> What the task requires: Give every entry again, word for word.
--- Begin ---
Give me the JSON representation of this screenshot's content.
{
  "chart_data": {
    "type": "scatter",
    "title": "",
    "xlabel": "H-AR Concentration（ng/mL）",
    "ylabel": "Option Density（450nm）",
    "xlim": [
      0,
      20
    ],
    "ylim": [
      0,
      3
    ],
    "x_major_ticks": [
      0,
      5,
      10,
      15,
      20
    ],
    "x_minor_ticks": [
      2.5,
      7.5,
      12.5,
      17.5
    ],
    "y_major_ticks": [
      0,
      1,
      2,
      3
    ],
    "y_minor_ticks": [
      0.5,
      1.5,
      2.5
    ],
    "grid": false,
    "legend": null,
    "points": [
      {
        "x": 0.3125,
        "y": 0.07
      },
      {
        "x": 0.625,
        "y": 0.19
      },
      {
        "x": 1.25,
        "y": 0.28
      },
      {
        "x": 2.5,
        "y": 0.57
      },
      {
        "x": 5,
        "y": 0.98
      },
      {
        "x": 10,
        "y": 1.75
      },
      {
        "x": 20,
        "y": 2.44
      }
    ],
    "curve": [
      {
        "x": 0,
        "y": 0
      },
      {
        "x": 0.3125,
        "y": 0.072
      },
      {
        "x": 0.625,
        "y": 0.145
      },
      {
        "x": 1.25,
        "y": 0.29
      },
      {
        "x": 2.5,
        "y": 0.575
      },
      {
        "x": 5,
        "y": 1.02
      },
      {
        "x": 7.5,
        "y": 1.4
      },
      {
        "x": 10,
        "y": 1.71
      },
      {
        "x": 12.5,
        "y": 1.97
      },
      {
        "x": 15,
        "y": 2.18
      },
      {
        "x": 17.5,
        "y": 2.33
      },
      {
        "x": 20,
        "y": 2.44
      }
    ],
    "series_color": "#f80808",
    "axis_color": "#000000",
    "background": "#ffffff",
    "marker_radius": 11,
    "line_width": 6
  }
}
--- End ---
> Correct response:
Give me the JSON representation of this screenshot's content.
{
  "chart_data": {
    "type": "scatter",
    "title": "",
    "xlabel": "H-AR Concentration（ng/mL）",
    "ylabel": "Option Density（450nm）",
    "xlim": [
      0,
      20
    ],
    "ylim": [
      0,
      3
    ],
    "x_major_ticks": [
      0,
      5,
      10,
      15,
      20
    ],
    "x_minor_ticks": [
      2.5,
      7.5,
      12.5,
      17.5
    ],
    "y_major_ticks": [
      0,
      1,
      2,
      3
    ],
    "y_minor_ticks": [
      0.5,
      1.5,
      2.5
    ],
    "grid": false,
    "legend": null,
    "points": [
      {
        "x": 0.3125,
        "y": 0.07
      },
      {
        "x": 0.625,
        "y": 0.19
      },
      {
        "x": 1.25,
        "y": 0.28
      },
      {
        "x": 2.5,
        "y": 0.57
      },
      {
        "x": 5,
        "y": 0.98
      },
      {
        "x": 10,
        "y": 1.75
      },
      {
        "x": 20,
        "y": 2.44
      }
    ],
    "curve": [
      {
        "x": 0,
        "y": 0
      },
      {
        "x": 0.3125,
        "y": 0.072
      },
      {
        "x": 0.625,
        "y": 0.145
      },
      {
        "x": 1.25,
        "y": 0.29
      },
      {
        "x": 2.5,
        "y": 0.575
      },
      {
        "x": 5,
        "y": 1.02
      },
      {
        "x": 7.5,
        "y": 1.4
      },
      {
        "x": 10,
        "y": 1.71
      },
      {
        "x": 12.5,
        "y": 1.97
      },
      {
        "x": 15,
        "y": 2.18
      },
      {
        "x": 17.5,
        "y": 2.33
      },
      {
        "x": 20,
        "y": 2.44
      }
    ],
    "series_color": "#f80808",
    "axis_color": "#000000",
    "background": "#ffffff",
    "marker_radius": 11,
    "line_width": 6
  }
}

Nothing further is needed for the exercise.